Your task —
Your copy of the material must match it exactly, except that pictures are dropped.

[Stored data entries]
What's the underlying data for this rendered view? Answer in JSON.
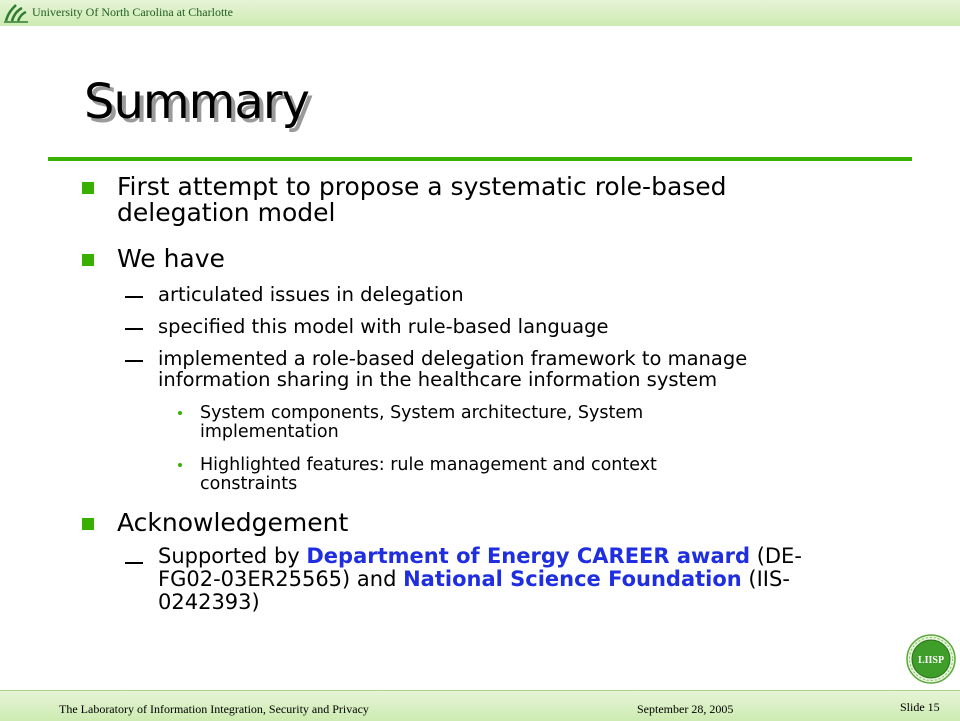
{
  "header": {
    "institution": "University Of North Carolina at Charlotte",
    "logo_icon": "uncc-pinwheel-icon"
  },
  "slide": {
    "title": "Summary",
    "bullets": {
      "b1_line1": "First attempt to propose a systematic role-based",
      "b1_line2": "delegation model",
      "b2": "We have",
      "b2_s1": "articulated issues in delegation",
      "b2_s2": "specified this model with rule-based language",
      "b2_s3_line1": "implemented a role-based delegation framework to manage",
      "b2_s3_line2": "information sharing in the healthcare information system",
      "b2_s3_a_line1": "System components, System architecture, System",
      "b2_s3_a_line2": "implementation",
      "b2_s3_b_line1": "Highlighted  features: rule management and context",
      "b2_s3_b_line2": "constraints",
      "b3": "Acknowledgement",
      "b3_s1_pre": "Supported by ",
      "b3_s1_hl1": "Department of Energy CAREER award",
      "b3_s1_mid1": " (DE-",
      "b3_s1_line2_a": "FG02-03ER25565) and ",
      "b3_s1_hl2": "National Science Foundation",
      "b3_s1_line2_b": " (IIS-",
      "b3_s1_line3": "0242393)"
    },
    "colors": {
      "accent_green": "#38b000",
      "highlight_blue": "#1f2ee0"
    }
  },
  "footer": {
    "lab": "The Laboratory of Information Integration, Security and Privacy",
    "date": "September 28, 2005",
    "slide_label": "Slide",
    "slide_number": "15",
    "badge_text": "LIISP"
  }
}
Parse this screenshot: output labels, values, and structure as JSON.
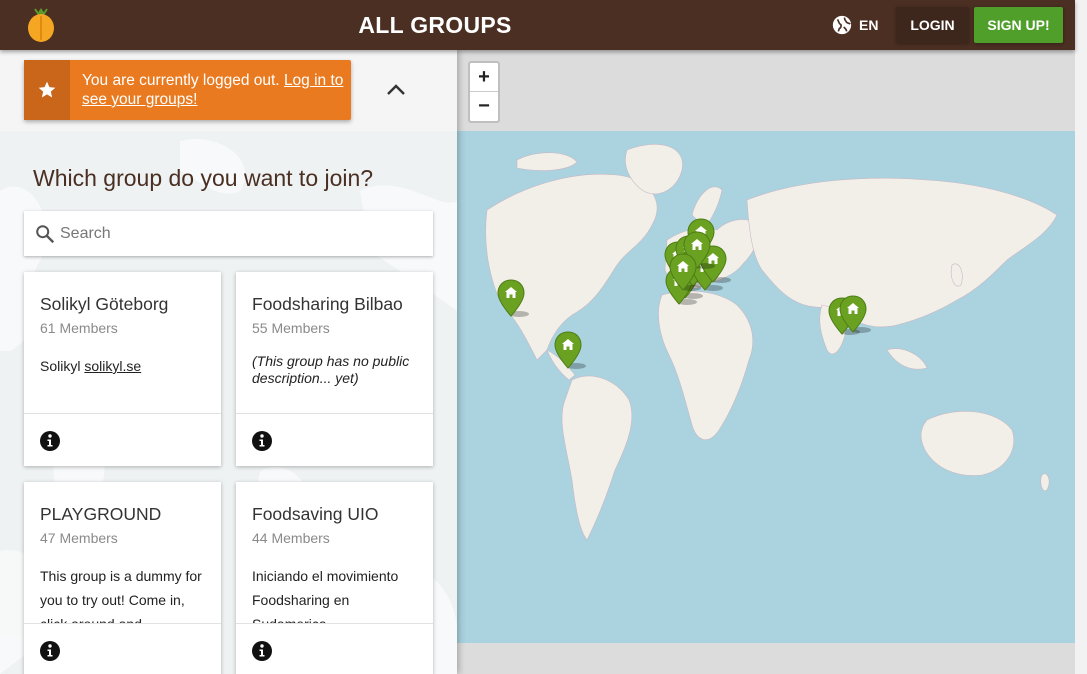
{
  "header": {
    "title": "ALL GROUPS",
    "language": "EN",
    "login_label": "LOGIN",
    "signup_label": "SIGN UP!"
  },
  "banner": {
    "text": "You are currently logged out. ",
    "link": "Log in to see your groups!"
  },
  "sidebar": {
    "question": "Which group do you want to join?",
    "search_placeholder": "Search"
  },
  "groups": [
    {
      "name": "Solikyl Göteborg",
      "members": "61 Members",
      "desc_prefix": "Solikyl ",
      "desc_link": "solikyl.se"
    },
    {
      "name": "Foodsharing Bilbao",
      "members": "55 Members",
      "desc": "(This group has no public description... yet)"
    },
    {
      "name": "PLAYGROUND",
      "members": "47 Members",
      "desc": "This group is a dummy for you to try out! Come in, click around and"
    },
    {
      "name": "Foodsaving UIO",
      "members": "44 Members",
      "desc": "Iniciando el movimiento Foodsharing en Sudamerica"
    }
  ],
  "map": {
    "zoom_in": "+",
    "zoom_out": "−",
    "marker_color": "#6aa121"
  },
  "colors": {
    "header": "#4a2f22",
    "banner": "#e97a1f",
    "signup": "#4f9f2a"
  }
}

Correct result —
What's the underlying data for this rendered view? Answer in JSON.
{
  "header": {
    "institution": "University Of North Carolina at Charlotte",
    "logo_icon": "uncc-pinwheel-icon"
  },
  "slide": {
    "title": "Summary",
    "bullets": {
      "b1_line1": "First attempt to propose a systematic role-based",
      "b1_line2": "delegation model",
      "b2": "We have",
      "b2_s1": "articulated issues in delegation",
      "b2_s2": "specified this model with rule-based language",
      "b2_s3_line1": "implemented a role-based delegation framework to manage",
      "b2_s3_line2": "information sharing in the healthcare information system",
      "b2_s3_a_line1": "System components, System architecture, System",
      "b2_s3_a_line2": "implementation",
      "b2_s3_b_line1": "Highlighted  features: rule management and context",
      "b2_s3_b_line2": "constraints",
      "b3": "Acknowledgement",
      "b3_s1_pre": "Supported by ",
      "b3_s1_hl1": "Department of Energy CAREER award",
      "b3_s1_mid1": " (DE-",
      "b3_s1_line2_a": "FG02-03ER25565) and ",
      "b3_s1_hl2": "National Science Foundation",
      "b3_s1_line2_b": " (IIS-",
      "b3_s1_line3": "0242393)"
    },
    "colors": {
      "accent_green": "#38b000",
      "highlight_blue": "#1f2ee0"
    }
  },
  "footer": {
    "lab": "The Laboratory of Information Integration, Security and Privacy",
    "date": "September 28, 2005",
    "slide_label": "Slide",
    "slide_number": "15",
    "badge_text": "LIISP"
  }
}
Parse this screenshot: output labels, values, and structure as JSON.
{
  "header": {
    "title": "ALL GROUPS",
    "language": "EN",
    "login_label": "LOGIN",
    "signup_label": "SIGN UP!"
  },
  "banner": {
    "text": "You are currently logged out. ",
    "link": "Log in to see your groups!"
  },
  "sidebar": {
    "question": "Which group do you want to join?",
    "search_placeholder": "Search"
  },
  "groups": [
    {
      "name": "Solikyl Göteborg",
      "members": "61 Members",
      "desc_prefix": "Solikyl ",
      "desc_link": "solikyl.se"
    },
    {
      "name": "Foodsharing Bilbao",
      "members": "55 Members",
      "desc": "(This group has no public description... yet)"
    },
    {
      "name": "PLAYGROUND",
      "members": "47 Members",
      "desc": "This group is a dummy for you to try out! Come in, click around and"
    },
    {
      "name": "Foodsaving UIO",
      "members": "44 Members",
      "desc": "Iniciando el movimiento Foodsharing en Sudamerica"
    }
  ],
  "map": {
    "zoom_in": "+",
    "zoom_out": "−",
    "marker_color": "#6aa121"
  },
  "colors": {
    "header": "#4a2f22",
    "banner": "#e97a1f",
    "signup": "#4f9f2a"
  }
}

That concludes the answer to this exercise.